--- Begin ---
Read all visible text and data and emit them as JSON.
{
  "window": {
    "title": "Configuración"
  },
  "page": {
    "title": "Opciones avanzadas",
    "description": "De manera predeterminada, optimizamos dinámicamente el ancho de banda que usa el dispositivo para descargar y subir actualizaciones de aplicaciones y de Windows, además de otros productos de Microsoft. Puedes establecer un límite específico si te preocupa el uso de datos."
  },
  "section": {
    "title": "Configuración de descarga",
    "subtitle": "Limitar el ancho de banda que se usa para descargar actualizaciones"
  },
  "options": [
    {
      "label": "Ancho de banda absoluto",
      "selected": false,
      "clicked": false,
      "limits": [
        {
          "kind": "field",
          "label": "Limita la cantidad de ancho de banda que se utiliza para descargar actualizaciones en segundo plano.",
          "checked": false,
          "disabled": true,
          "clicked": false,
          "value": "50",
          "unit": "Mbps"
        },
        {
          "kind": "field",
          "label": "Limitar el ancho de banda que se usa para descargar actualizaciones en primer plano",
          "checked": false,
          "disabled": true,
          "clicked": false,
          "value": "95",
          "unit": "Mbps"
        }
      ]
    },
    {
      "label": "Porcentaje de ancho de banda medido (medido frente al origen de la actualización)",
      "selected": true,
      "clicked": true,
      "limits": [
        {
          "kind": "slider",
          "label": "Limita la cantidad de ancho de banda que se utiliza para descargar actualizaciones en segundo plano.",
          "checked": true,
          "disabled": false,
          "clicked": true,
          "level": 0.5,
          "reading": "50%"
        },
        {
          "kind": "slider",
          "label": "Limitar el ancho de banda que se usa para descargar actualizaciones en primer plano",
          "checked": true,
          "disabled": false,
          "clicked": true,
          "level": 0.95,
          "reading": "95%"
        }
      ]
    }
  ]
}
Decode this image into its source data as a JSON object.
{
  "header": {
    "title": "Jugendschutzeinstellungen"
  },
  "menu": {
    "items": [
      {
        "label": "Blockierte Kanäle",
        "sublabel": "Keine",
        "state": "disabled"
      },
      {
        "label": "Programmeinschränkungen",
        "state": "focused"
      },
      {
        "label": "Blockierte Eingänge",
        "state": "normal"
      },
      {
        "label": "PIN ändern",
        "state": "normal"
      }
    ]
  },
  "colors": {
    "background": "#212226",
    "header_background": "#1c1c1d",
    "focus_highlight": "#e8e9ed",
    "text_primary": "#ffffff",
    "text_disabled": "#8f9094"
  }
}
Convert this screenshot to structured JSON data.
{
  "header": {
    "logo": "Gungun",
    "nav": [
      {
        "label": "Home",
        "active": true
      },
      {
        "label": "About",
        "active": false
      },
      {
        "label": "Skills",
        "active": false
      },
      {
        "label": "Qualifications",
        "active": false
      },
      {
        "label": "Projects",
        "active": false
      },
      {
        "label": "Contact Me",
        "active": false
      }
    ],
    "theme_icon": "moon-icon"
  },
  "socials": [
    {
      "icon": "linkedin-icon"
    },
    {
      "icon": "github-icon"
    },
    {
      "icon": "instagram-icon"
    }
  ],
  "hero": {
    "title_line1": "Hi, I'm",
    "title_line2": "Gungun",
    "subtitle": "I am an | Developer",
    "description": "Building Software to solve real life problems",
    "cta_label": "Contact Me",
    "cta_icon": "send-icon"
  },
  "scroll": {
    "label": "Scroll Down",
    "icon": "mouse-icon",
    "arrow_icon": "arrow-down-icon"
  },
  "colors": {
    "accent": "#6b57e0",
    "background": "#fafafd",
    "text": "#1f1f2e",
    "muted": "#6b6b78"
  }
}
--- End ---
## Aim
Repeat the material above in full, exactly as it stands.

## Written answer
Read all visible text and data and emit them as JSON.
{
  "window": {
    "title": "Configuración"
  },
  "page": {
    "title": "Opciones avanzadas",
    "description": "De manera predeterminada, optimizamos dinámicamente el ancho de banda que usa el dispositivo para descargar y subir actualizaciones de aplicaciones y de Windows, además de otros productos de Microsoft. Puedes establecer un límite específico si te preocupa el uso de datos."
  },
  "section": {
    "title": "Configuración de descarga",
    "subtitle": "Limitar el ancho de banda que se usa para descargar actualizaciones"
  },
  "options": [
    {
      "label": "Ancho de banda absoluto",
      "selected": false,
      "clicked": false,
      "limits": [
        {
          "kind": "field",
          "label": "Limita la cantidad de ancho de banda que se utiliza para descargar actualizaciones en segundo plano.",
          "checked": false,
          "disabled": true,
          "clicked": false,
          "value": "50",
          "unit": "Mbps"
        },
        {
          "kind": "field",
          "label": "Limitar el ancho de banda que se usa para descargar actualizaciones en primer plano",
          "checked": false,
          "disabled": true,
          "clicked": false,
          "value": "95",
          "unit": "Mbps"
        }
      ]
    },
    {
      "label": "Porcentaje de ancho de banda medido (medido frente al origen de la actualización)",
      "selected": true,
      "clicked": true,
      "limits": [
        {
          "kind": "slider",
          "label": "Limita la cantidad de ancho de banda que se utiliza para descargar actualizaciones en segundo plano.",
          "checked": true,
          "disabled": false,
          "clicked": true,
          "level": 0.5,
          "reading": "50%"
        },
        {
          "kind": "slider",
          "label": "Limitar el ancho de banda que se usa para descargar actualizaciones en primer plano",
          "checked": true,
          "disabled": false,
          "clicked": true,
          "level": 0.95,
          "reading": "95%"
        }
      ]
    }
  ]
}
Decode this image into its source data as a JSON object.
{
  "header": {
    "title": "Jugendschutzeinstellungen"
  },
  "menu": {
    "items": [
      {
        "label": "Blockierte Kanäle",
        "sublabel": "Keine",
        "state": "disabled"
      },
      {
        "label": "Programmeinschränkungen",
        "state": "focused"
      },
      {
        "label": "Blockierte Eingänge",
        "state": "normal"
      },
      {
        "label": "PIN ändern",
        "state": "normal"
      }
    ]
  },
  "colors": {
    "background": "#212226",
    "header_background": "#1c1c1d",
    "focus_highlight": "#e8e9ed",
    "text_primary": "#ffffff",
    "text_disabled": "#8f9094"
  }
}
Convert this screenshot to structured JSON data.
{
  "header": {
    "logo": "Gungun",
    "nav": [
      {
        "label": "Home",
        "active": true
      },
      {
        "label": "About",
        "active": false
      },
      {
        "label": "Skills",
        "active": false
      },
      {
        "label": "Qualifications",
        "active": false
      },
      {
        "label": "Projects",
        "active": false
      },
      {
        "label": "Contact Me",
        "active": false
      }
    ],
    "theme_icon": "moon-icon"
  },
  "socials": [
    {
      "icon": "linkedin-icon"
    },
    {
      "icon": "github-icon"
    },
    {
      "icon": "instagram-icon"
    }
  ],
  "hero": {
    "title_line1": "Hi, I'm",
    "title_line2": "Gungun",
    "subtitle": "I am an | Developer",
    "description": "Building Software to solve real life problems",
    "cta_label": "Contact Me",
    "cta_icon": "send-icon"
  },
  "scroll": {
    "label": "Scroll Down",
    "icon": "mouse-icon",
    "arrow_icon": "arrow-down-icon"
  },
  "colors": {
    "accent": "#6b57e0",
    "background": "#fafafd",
    "text": "#1f1f2e",
    "muted": "#6b6b78"
  }
}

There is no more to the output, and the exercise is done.